** begin Data extract **
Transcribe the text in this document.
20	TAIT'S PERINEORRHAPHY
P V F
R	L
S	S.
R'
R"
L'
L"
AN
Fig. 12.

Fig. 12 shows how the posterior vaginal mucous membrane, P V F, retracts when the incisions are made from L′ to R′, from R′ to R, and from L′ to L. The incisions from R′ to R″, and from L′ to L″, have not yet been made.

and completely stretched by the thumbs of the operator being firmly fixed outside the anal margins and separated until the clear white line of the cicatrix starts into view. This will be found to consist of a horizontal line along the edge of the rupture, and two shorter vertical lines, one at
** end Data extract **
Reproduce every record above exactly as it appears.

Transcribe the text in this document.
20	TAIT'S PERINEORRHAPHY
P V F
R	L
S	S.
R'
R"
L'
L"
AN
Fig. 12.

Fig. 12 shows how the posterior vaginal mucous membrane, P V F, retracts when the incisions are made from L′ to R′, from R′ to R, and from L′ to L. The incisions from R′ to R″, and from L′ to L″, have not yet been made.

and completely stretched by the thumbs of the operator being firmly fixed outside the anal margins and separated until the clear white line of the cicatrix starts into view. This will be found to consist of a horizontal line along the edge of the rupture, and two shorter vertical lines, one at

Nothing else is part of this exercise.